Task statement »
Gather each line of the records where "text" appears.

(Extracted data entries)
——

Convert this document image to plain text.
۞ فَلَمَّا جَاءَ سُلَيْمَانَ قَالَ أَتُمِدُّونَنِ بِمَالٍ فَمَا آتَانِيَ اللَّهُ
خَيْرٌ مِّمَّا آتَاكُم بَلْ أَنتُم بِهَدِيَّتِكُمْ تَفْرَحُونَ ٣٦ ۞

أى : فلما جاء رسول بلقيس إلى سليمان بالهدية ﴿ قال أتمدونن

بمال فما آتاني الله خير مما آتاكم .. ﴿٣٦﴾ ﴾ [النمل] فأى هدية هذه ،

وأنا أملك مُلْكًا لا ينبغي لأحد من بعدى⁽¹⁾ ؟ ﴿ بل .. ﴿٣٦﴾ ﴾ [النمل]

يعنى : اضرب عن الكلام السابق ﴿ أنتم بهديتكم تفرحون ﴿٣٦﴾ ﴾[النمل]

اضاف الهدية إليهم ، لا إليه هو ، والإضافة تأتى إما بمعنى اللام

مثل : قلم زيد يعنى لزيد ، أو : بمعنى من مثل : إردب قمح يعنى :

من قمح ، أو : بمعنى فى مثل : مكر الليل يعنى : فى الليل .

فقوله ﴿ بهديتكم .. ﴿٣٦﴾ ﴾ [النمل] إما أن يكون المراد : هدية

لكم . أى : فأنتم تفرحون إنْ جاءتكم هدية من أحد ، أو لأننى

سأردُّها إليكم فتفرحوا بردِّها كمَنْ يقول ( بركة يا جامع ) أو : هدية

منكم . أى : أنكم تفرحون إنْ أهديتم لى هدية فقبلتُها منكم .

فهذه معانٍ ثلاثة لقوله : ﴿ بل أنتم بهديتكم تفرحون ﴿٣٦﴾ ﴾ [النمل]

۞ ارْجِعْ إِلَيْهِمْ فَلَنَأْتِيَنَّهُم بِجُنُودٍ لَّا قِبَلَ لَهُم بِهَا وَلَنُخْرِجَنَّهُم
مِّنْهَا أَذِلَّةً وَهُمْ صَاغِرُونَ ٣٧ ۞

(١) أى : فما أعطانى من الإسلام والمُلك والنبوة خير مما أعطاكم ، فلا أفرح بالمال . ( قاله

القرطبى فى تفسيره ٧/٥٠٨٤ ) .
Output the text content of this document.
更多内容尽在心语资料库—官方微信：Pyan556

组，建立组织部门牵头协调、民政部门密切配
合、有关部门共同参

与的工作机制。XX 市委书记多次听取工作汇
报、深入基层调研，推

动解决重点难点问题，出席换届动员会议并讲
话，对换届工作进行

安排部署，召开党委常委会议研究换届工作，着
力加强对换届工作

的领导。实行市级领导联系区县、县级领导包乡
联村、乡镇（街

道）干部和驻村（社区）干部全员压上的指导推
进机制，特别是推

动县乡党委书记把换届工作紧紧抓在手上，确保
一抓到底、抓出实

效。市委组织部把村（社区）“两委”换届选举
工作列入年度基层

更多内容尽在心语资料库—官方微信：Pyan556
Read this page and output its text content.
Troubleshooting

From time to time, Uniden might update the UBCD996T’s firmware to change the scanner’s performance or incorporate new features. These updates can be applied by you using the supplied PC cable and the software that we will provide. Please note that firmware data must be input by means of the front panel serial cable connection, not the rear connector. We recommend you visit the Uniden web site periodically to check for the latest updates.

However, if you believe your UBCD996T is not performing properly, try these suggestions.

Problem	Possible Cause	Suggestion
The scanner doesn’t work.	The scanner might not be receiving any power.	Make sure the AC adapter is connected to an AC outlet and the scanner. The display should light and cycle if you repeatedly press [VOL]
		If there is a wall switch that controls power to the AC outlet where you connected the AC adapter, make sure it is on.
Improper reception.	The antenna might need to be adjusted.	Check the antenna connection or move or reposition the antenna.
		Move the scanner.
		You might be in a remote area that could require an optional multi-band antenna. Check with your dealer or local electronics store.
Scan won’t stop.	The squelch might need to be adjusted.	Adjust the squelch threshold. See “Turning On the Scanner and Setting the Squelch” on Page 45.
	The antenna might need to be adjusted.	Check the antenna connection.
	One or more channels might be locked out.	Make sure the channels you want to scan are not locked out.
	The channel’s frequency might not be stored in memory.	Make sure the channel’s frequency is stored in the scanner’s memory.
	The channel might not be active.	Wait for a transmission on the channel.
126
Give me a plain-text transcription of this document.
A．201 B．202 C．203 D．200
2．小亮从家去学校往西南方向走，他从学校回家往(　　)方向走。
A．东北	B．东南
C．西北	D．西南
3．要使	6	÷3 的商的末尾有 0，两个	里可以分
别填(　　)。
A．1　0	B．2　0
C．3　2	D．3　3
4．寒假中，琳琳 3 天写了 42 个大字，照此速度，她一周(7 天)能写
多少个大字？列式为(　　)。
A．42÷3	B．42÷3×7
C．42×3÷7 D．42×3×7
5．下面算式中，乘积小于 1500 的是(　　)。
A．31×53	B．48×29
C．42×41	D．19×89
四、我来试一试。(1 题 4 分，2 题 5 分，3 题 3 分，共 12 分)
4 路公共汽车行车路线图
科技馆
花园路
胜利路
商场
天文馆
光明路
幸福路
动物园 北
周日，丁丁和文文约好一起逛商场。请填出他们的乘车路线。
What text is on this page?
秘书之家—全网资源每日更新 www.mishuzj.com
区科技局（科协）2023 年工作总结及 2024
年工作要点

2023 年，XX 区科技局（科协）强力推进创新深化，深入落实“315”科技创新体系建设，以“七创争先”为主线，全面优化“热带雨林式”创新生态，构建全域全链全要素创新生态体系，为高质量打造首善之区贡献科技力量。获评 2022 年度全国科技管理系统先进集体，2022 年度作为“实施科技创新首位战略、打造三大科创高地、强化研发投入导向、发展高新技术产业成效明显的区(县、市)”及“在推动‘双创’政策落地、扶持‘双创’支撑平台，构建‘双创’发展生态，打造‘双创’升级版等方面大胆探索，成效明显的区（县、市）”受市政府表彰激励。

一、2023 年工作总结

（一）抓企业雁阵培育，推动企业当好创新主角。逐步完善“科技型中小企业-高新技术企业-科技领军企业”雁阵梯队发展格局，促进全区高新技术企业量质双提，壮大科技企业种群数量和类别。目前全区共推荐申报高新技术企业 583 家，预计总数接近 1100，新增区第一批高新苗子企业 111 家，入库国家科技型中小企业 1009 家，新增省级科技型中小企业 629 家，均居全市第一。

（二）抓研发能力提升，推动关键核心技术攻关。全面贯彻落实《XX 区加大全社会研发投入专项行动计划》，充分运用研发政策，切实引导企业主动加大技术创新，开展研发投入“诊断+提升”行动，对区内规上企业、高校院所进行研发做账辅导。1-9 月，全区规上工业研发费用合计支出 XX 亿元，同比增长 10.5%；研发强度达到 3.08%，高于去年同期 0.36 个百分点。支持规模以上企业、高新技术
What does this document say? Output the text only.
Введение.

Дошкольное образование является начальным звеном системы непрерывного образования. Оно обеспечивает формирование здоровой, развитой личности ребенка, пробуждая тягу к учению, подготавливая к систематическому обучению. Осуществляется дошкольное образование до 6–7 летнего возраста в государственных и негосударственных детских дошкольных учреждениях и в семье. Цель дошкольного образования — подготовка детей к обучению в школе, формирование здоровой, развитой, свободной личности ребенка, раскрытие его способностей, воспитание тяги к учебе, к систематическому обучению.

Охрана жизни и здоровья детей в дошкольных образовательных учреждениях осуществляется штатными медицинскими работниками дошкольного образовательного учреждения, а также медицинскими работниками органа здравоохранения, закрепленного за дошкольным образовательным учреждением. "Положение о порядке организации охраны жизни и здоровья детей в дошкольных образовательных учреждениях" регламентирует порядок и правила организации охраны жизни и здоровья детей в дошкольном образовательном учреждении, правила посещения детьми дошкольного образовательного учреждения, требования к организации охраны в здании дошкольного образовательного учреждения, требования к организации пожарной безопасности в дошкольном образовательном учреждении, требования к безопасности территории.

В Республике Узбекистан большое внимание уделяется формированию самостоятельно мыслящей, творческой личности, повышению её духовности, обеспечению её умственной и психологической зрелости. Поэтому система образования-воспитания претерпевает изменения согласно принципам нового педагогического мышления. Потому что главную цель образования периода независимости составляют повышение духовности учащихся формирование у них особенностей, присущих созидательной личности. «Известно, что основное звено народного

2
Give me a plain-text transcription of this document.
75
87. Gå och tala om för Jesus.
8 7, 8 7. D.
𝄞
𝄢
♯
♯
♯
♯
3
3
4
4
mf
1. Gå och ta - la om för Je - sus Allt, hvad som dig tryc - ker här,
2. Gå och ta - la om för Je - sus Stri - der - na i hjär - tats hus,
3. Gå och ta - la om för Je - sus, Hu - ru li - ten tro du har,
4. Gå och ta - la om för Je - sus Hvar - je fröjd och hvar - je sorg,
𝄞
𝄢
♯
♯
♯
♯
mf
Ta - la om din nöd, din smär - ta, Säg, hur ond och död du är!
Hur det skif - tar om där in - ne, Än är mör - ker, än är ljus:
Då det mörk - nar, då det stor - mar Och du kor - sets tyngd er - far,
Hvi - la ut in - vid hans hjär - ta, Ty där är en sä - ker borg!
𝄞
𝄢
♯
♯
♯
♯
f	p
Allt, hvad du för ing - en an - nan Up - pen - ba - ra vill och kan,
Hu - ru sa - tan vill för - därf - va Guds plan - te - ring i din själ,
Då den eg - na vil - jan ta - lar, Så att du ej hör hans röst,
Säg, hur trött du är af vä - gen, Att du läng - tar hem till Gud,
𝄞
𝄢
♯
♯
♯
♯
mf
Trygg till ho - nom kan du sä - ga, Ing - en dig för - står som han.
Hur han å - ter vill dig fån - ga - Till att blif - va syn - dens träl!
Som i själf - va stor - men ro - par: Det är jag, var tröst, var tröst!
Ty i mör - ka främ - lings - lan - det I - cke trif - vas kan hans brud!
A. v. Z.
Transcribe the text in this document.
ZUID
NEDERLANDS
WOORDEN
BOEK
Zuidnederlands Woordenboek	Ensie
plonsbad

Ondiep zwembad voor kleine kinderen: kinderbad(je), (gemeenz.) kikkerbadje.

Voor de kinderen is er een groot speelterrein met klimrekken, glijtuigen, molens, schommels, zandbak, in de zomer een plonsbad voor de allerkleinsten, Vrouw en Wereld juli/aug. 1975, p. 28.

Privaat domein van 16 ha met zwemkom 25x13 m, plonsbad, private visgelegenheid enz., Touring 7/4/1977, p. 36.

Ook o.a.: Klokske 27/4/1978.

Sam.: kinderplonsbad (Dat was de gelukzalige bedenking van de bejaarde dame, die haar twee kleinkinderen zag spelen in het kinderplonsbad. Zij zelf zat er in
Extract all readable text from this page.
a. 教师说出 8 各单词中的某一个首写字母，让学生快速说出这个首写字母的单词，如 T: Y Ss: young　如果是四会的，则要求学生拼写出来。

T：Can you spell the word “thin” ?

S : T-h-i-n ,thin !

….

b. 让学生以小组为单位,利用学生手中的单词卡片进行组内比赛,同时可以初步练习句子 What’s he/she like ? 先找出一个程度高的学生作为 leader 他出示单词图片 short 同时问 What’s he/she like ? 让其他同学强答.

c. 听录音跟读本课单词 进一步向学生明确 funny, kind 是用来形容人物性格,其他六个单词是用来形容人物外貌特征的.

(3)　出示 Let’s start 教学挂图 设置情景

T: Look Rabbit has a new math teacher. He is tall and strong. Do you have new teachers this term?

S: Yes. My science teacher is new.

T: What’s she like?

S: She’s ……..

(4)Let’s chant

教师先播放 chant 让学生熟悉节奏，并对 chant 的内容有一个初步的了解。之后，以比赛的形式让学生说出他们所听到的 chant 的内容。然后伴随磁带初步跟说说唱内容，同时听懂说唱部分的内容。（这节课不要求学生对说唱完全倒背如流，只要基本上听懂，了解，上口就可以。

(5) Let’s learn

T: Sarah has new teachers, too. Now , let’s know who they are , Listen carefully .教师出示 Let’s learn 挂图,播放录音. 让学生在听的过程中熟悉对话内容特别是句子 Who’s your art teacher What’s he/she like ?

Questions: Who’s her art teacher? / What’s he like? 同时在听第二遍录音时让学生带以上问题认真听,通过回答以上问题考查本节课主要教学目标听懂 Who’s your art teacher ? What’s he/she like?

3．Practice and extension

——

Result of the task »
Convert this document image to plain text.
Output the text content of this document.
Read this page and output its text content.
Give me a plain-text transcription of this document.
What text is on this page?
What does this document say? Output the text only.
Give me a plain-text transcription of this document.
Transcribe the text in this document.
Extract all readable text from this page.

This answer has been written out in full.